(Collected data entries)
^^^^^^^^

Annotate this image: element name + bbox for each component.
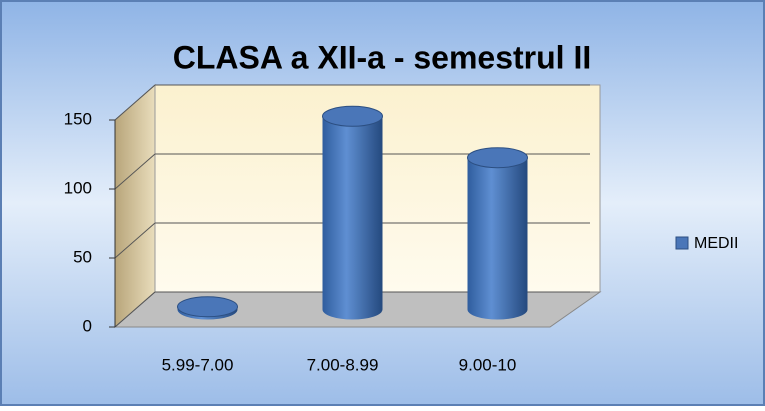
side-wall (114, 83, 156, 329)
x-tick-label: 7.00-8.99 (307, 355, 379, 374)
grid-line-side (114, 291, 156, 328)
y-tick-label: 100 (64, 178, 92, 197)
bar (467, 157, 528, 320)
y-tick-label: 50 (73, 247, 92, 266)
chart-title: CLASA a XII-a - semestrul II (173, 39, 591, 75)
y-tick-label: 150 (64, 109, 92, 128)
y-tick-label: 0 (83, 316, 92, 335)
bar-top (177, 296, 238, 318)
grid-line-side (114, 153, 156, 190)
bar (322, 116, 383, 320)
legend-swatch (675, 236, 689, 250)
grid-line-side (114, 222, 156, 259)
x-tick-label: 9.00-10 (459, 355, 517, 374)
grid-line-side (114, 84, 156, 121)
legend-label: MEDII (694, 235, 738, 252)
bar-top (467, 147, 528, 169)
bar-top (322, 105, 383, 127)
x-tick-label: 5.99-7.00 (162, 355, 234, 374)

^^^^^^^^

Copy the lines of the material above without any changes, beginning with the line that contains "side-wall (114, 83, 156, 329)" and continuing down to the line that contains "chart-title: CLASA a", with both of those lines included.

> RESPONSE TO THIS TASK:
side-wall (114, 83, 156, 329)
x-tick-label: 7.00-8.99 (307, 355, 379, 374)
grid-line-side (114, 291, 156, 328)
y-tick-label: 100 (64, 178, 92, 197)
bar (467, 157, 528, 320)
y-tick-label: 50 (73, 247, 92, 266)
chart-title: CLASA a XII-a - semestrul II (173, 39, 591, 75)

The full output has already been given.